Instruction: Find each line with the word "Ratio" and copy it.

[Entries with figure data]
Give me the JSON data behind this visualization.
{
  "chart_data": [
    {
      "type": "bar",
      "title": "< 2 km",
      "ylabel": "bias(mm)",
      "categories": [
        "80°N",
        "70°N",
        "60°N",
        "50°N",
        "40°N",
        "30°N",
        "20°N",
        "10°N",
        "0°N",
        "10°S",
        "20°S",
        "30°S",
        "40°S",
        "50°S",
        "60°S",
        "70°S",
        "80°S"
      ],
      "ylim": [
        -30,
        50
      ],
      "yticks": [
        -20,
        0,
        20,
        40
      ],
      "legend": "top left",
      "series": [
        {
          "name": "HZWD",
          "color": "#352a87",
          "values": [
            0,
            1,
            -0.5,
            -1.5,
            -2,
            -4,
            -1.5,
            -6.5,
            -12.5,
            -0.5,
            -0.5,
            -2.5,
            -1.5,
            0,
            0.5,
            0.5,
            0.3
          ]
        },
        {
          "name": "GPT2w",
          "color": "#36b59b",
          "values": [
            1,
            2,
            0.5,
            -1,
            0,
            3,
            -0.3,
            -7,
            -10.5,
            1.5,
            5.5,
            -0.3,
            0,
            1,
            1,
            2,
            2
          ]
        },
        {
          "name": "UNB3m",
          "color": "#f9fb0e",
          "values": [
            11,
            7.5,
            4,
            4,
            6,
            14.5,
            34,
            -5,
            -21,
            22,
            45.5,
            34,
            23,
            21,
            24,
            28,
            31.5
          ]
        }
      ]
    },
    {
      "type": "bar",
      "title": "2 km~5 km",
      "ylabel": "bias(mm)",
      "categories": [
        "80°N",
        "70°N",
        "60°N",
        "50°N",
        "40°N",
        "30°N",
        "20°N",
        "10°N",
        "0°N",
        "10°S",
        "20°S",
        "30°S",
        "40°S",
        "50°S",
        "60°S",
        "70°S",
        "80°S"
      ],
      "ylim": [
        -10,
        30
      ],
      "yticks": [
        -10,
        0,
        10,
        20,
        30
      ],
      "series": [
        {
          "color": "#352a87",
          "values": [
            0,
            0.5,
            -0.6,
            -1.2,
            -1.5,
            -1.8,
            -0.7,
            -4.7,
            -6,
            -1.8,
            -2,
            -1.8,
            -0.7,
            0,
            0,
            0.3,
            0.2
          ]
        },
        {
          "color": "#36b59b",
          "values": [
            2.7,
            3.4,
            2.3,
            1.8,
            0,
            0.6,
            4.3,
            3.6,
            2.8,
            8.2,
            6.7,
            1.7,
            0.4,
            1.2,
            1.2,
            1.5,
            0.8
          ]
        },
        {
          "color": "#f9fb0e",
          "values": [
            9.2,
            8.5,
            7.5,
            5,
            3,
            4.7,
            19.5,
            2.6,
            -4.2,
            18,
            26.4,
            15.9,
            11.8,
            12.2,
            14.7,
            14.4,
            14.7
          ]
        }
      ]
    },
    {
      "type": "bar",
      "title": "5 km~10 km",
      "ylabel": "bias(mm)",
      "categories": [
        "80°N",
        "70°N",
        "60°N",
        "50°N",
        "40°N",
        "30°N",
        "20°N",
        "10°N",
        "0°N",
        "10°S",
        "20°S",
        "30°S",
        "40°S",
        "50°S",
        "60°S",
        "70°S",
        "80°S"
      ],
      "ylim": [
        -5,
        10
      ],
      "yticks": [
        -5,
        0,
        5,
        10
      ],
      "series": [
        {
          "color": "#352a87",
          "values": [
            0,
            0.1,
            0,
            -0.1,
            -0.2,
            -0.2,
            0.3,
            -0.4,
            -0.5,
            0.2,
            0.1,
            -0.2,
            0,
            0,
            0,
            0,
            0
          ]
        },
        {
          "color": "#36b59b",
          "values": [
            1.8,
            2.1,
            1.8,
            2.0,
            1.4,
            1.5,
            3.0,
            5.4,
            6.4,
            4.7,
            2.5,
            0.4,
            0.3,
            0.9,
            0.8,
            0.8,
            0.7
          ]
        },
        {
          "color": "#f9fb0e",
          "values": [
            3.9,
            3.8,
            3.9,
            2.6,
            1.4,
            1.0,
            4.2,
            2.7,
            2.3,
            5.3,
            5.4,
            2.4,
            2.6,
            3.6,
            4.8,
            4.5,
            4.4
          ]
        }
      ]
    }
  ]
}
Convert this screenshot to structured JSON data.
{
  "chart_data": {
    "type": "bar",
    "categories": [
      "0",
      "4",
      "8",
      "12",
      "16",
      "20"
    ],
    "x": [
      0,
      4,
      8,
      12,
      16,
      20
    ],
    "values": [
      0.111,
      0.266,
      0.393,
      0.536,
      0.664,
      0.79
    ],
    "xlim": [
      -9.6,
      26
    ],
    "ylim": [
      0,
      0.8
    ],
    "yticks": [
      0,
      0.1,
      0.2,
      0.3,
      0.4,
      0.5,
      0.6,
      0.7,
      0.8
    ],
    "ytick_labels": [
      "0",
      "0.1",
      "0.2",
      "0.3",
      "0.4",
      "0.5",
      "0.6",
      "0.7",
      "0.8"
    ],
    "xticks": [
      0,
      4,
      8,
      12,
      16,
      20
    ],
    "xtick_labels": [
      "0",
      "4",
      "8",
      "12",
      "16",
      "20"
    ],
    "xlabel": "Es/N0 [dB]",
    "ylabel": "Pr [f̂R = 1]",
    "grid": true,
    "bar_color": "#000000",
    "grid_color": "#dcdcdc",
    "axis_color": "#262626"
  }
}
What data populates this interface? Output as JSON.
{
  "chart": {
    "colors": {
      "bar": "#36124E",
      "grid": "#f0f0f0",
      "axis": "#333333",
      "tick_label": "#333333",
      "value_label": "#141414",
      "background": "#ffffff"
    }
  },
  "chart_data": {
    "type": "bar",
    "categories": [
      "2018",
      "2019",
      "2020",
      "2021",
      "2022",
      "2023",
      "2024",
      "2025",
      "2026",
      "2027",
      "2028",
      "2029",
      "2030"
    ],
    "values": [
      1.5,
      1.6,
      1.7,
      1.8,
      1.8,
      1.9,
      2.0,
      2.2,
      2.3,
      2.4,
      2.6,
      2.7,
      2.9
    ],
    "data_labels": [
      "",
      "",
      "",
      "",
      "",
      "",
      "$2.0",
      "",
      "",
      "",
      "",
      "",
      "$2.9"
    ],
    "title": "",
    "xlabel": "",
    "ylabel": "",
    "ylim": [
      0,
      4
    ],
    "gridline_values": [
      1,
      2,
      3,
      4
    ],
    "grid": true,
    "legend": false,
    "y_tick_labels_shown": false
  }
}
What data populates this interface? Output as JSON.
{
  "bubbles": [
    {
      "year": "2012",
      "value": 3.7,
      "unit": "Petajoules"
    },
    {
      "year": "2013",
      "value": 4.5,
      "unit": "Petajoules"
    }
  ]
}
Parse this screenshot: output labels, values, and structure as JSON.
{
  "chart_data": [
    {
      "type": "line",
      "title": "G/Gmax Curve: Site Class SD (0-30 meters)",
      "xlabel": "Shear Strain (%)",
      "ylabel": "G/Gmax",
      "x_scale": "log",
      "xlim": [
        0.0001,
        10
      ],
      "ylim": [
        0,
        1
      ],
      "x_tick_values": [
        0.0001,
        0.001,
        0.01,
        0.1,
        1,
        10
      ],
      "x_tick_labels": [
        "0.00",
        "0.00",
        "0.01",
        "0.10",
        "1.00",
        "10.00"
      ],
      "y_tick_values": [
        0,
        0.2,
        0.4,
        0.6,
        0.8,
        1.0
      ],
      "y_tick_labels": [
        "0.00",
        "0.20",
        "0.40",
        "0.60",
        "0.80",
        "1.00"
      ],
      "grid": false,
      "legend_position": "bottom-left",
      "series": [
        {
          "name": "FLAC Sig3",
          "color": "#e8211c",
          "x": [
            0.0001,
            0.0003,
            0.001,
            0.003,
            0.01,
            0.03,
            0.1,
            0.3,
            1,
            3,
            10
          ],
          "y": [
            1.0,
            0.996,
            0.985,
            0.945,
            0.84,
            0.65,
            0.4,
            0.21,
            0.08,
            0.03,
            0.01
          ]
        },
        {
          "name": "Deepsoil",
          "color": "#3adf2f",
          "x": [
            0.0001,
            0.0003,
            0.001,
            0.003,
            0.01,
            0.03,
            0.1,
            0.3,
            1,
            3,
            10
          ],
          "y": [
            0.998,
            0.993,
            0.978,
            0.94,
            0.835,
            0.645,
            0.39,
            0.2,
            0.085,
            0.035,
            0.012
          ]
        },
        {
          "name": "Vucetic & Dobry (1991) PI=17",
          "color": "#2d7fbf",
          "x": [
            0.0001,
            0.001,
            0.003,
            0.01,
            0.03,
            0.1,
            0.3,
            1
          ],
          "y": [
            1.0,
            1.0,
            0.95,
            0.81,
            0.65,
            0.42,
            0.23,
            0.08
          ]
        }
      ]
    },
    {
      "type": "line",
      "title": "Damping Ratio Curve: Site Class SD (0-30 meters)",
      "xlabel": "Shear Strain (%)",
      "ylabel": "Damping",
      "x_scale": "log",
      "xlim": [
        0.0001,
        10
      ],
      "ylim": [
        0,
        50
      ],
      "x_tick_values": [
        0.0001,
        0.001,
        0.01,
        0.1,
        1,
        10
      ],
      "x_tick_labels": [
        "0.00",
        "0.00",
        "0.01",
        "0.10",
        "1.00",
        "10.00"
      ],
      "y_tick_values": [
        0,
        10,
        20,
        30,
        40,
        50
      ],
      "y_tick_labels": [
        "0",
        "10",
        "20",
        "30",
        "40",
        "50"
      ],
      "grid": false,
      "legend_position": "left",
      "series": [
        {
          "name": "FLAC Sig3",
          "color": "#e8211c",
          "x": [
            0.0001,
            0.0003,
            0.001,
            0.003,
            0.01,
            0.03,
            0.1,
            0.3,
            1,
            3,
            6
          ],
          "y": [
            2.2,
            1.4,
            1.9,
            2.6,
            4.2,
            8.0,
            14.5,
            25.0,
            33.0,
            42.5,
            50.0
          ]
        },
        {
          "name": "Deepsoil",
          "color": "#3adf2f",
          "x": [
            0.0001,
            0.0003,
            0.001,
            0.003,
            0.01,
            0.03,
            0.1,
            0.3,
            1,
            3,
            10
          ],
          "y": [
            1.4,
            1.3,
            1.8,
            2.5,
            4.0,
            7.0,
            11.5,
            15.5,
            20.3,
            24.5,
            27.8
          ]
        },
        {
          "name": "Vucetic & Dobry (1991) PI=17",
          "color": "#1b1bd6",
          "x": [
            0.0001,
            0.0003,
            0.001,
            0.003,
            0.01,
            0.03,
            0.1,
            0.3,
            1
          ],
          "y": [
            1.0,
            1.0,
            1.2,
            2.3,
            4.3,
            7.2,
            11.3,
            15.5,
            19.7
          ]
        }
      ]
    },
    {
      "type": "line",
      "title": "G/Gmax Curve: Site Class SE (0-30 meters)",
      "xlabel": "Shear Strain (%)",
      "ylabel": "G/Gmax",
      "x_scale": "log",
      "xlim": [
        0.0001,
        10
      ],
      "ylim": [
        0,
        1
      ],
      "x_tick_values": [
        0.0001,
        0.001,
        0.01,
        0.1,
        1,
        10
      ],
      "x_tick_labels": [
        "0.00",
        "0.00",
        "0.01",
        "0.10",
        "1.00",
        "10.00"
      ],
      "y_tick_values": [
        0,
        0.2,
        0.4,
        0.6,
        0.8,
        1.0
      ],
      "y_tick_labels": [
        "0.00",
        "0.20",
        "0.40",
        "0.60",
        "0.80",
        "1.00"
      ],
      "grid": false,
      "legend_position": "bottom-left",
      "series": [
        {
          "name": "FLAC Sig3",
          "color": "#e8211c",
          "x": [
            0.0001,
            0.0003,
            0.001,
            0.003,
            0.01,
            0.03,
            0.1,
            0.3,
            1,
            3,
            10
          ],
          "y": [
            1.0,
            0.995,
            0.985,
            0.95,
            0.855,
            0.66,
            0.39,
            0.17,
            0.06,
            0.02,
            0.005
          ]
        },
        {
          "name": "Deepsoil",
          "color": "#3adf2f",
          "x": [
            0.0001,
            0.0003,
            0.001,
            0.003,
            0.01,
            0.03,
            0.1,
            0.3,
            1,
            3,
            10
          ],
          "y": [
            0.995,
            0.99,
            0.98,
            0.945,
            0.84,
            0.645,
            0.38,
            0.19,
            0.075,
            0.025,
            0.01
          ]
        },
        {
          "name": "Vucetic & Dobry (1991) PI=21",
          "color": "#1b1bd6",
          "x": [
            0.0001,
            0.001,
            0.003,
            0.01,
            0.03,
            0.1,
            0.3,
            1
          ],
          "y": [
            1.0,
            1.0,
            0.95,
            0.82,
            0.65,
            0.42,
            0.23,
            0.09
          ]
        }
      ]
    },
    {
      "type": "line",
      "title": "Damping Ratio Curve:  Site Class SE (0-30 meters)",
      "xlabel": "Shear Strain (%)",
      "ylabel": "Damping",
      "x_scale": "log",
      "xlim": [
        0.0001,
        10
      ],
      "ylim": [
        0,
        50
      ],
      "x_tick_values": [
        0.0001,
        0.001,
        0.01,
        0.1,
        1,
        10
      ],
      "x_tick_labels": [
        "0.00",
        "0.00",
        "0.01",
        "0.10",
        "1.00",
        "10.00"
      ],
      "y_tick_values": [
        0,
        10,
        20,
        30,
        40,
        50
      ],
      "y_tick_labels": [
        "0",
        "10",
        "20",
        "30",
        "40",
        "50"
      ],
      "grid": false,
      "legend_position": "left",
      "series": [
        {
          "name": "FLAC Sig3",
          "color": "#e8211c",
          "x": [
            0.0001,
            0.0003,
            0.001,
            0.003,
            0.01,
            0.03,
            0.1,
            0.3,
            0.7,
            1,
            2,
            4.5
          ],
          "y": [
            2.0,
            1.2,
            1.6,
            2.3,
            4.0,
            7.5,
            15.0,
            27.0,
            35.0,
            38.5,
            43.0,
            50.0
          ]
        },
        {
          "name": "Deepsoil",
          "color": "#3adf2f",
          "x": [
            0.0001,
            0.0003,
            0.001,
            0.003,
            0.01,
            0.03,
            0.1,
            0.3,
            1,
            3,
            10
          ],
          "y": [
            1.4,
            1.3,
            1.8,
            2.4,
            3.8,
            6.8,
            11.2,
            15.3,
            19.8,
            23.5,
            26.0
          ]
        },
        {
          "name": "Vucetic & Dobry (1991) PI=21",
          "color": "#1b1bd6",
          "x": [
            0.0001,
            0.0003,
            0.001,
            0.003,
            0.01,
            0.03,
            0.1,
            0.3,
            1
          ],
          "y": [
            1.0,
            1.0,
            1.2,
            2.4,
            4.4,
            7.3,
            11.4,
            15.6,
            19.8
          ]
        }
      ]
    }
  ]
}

Reply:
      "title": "Damping Ratio Curve: Site Class SD (0-30 meters)",
      "title": "Damping Ratio Curve:  Site Class SE (0-30 meters)",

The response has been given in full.